DATA LINES:
************

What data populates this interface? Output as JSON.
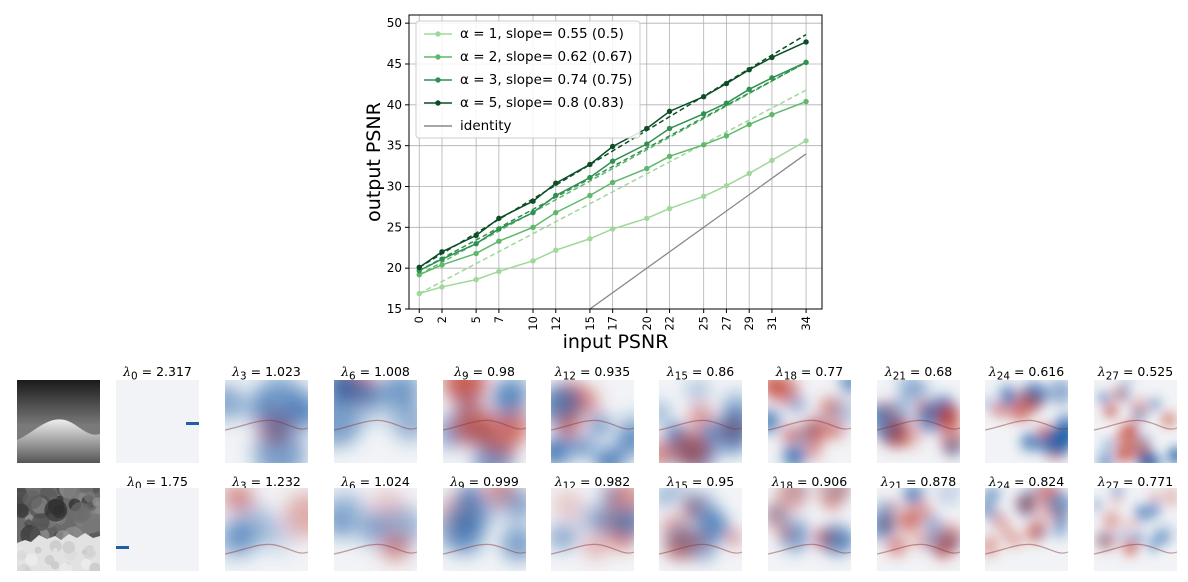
{
  "chart_data": {
    "type": "line",
    "title": "",
    "xlabel": "input PSNR",
    "ylabel": "output PSNR",
    "x": [
      0,
      2,
      5,
      7,
      10,
      12,
      15,
      17,
      20,
      22,
      25,
      27,
      29,
      31,
      34
    ],
    "xtick_labels": [
      "0",
      "2",
      "5",
      "7",
      "10",
      "12",
      "15",
      "17",
      "20",
      "22",
      "25",
      "27",
      "29",
      "31",
      "34"
    ],
    "ylim": [
      15,
      51
    ],
    "yticks": [
      15,
      20,
      25,
      30,
      35,
      40,
      45,
      50
    ],
    "grid": true,
    "legend_position": "top-left",
    "series": [
      {
        "name": "α = 1, slope= 0.55 (0.5)",
        "color": "#9fd89a",
        "values": [
          16.9,
          17.7,
          18.6,
          19.6,
          20.9,
          22.2,
          23.6,
          24.8,
          26.1,
          27.3,
          28.8,
          30.1,
          31.6,
          33.2,
          35.6
        ],
        "fit": [
          16.9,
          41.8
        ]
      },
      {
        "name": "α = 2, slope= 0.62 (0.67)",
        "color": "#5fb86a",
        "values": [
          19.2,
          20.4,
          21.8,
          23.3,
          25.0,
          26.8,
          28.9,
          30.5,
          32.2,
          33.7,
          35.1,
          36.2,
          37.6,
          38.8,
          40.4
        ],
        "fit": [
          19.2,
          45.2
        ]
      },
      {
        "name": "α = 3, slope= 0.74 (0.75)",
        "color": "#2e9150",
        "values": [
          19.7,
          21.1,
          23.0,
          24.8,
          26.8,
          28.9,
          31.1,
          33.1,
          35.2,
          37.1,
          38.9,
          40.2,
          41.9,
          43.3,
          45.2
        ],
        "fit": [
          19.7,
          45.2
        ]
      },
      {
        "name": "α = 5, slope= 0.8 (0.83)",
        "color": "#0b4d25",
        "values": [
          20.1,
          22.0,
          24.0,
          26.1,
          28.2,
          30.4,
          32.7,
          34.9,
          37.1,
          39.2,
          41.0,
          42.6,
          44.3,
          45.8,
          47.7
        ],
        "fit": [
          20.1,
          48.6
        ]
      }
    ],
    "identity": {
      "name": "identity",
      "color": "#888888"
    }
  },
  "image_rows": [
    {
      "source": "smooth",
      "labels": [
        {
          "sub": "0",
          "value": "2.317"
        },
        {
          "sub": "3",
          "value": "1.023"
        },
        {
          "sub": "6",
          "value": "1.008"
        },
        {
          "sub": "9",
          "value": "0.98"
        },
        {
          "sub": "12",
          "value": "0.935"
        },
        {
          "sub": "15",
          "value": "0.86"
        },
        {
          "sub": "18",
          "value": "0.77"
        },
        {
          "sub": "21",
          "value": "0.68"
        },
        {
          "sub": "24",
          "value": "0.616"
        },
        {
          "sub": "27",
          "value": "0.525"
        }
      ]
    },
    {
      "source": "textured",
      "labels": [
        {
          "sub": "0",
          "value": "1.75"
        },
        {
          "sub": "3",
          "value": "1.232"
        },
        {
          "sub": "6",
          "value": "1.024"
        },
        {
          "sub": "9",
          "value": "0.999"
        },
        {
          "sub": "12",
          "value": "0.982"
        },
        {
          "sub": "15",
          "value": "0.95"
        },
        {
          "sub": "18",
          "value": "0.906"
        },
        {
          "sub": "21",
          "value": "0.878"
        },
        {
          "sub": "24",
          "value": "0.824"
        },
        {
          "sub": "27",
          "value": "0.771"
        }
      ]
    }
  ]
}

************

Exclude every picture and copy the remaining data exactly.

SOLUTION FOR THIS PROBLEM:
What data populates this interface? Output as JSON.
{
  "chart_data": {
    "type": "line",
    "title": "",
    "xlabel": "input PSNR",
    "ylabel": "output PSNR",
    "x": [
      0,
      2,
      5,
      7,
      10,
      12,
      15,
      17,
      20,
      22,
      25,
      27,
      29,
      31,
      34
    ],
    "xtick_labels": [
      "0",
      "2",
      "5",
      "7",
      "10",
      "12",
      "15",
      "17",
      "20",
      "22",
      "25",
      "27",
      "29",
      "31",
      "34"
    ],
    "ylim": [
      15,
      51
    ],
    "yticks": [
      15,
      20,
      25,
      30,
      35,
      40,
      45,
      50
    ],
    "grid": true,
    "legend_position": "top-left",
    "series": [
      {
        "name": "α = 1, slope= 0.55 (0.5)",
        "color": "#9fd89a",
        "values": [
          16.9,
          17.7,
          18.6,
          19.6,
          20.9,
          22.2,
          23.6,
          24.8,
          26.1,
          27.3,
          28.8,
          30.1,
          31.6,
          33.2,
          35.6
        ],
        "fit": [
          16.9,
          41.8
        ]
      },
      {
        "name": "α = 2, slope= 0.62 (0.67)",
        "color": "#5fb86a",
        "values": [
          19.2,
          20.4,
          21.8,
          23.3,
          25.0,
          26.8,
          28.9,
          30.5,
          32.2,
          33.7,
          35.1,
          36.2,
          37.6,
          38.8,
          40.4
        ],
        "fit": [
          19.2,
          45.2
        ]
      },
      {
        "name": "α = 3, slope= 0.74 (0.75)",
        "color": "#2e9150",
        "values": [
          19.7,
          21.1,
          23.0,
          24.8,
          26.8,
          28.9,
          31.1,
          33.1,
          35.2,
          37.1,
          38.9,
          40.2,
          41.9,
          43.3,
          45.2
        ],
        "fit": [
          19.7,
          45.2
        ]
      },
      {
        "name": "α = 5, slope= 0.8 (0.83)",
        "color": "#0b4d25",
        "values": [
          20.1,
          22.0,
          24.0,
          26.1,
          28.2,
          30.4,
          32.7,
          34.9,
          37.1,
          39.2,
          41.0,
          42.6,
          44.3,
          45.8,
          47.7
        ],
        "fit": [
          20.1,
          48.6
        ]
      }
    ],
    "identity": {
      "name": "identity",
      "color": "#888888"
    }
  },
  "image_rows": [
    {
      "source": "smooth",
      "labels": [
        {
          "sub": "0",
          "value": "2.317"
        },
        {
          "sub": "3",
          "value": "1.023"
        },
        {
          "sub": "6",
          "value": "1.008"
        },
        {
          "sub": "9",
          "value": "0.98"
        },
        {
          "sub": "12",
          "value": "0.935"
        },
        {
          "sub": "15",
          "value": "0.86"
        },
        {
          "sub": "18",
          "value": "0.77"
        },
        {
          "sub": "21",
          "value": "0.68"
        },
        {
          "sub": "24",
          "value": "0.616"
        },
        {
          "sub": "27",
          "value": "0.525"
        }
      ]
    },
    {
      "source": "textured",
      "labels": [
        {
          "sub": "0",
          "value": "1.75"
        },
        {
          "sub": "3",
          "value": "1.232"
        },
        {
          "sub": "6",
          "value": "1.024"
        },
        {
          "sub": "9",
          "value": "0.999"
        },
        {
          "sub": "12",
          "value": "0.982"
        },
        {
          "sub": "15",
          "value": "0.95"
        },
        {
          "sub": "18",
          "value": "0.906"
        },
        {
          "sub": "21",
          "value": "0.878"
        },
        {
          "sub": "24",
          "value": "0.824"
        },
        {
          "sub": "27",
          "value": "0.771"
        }
      ]
    }
  ]
}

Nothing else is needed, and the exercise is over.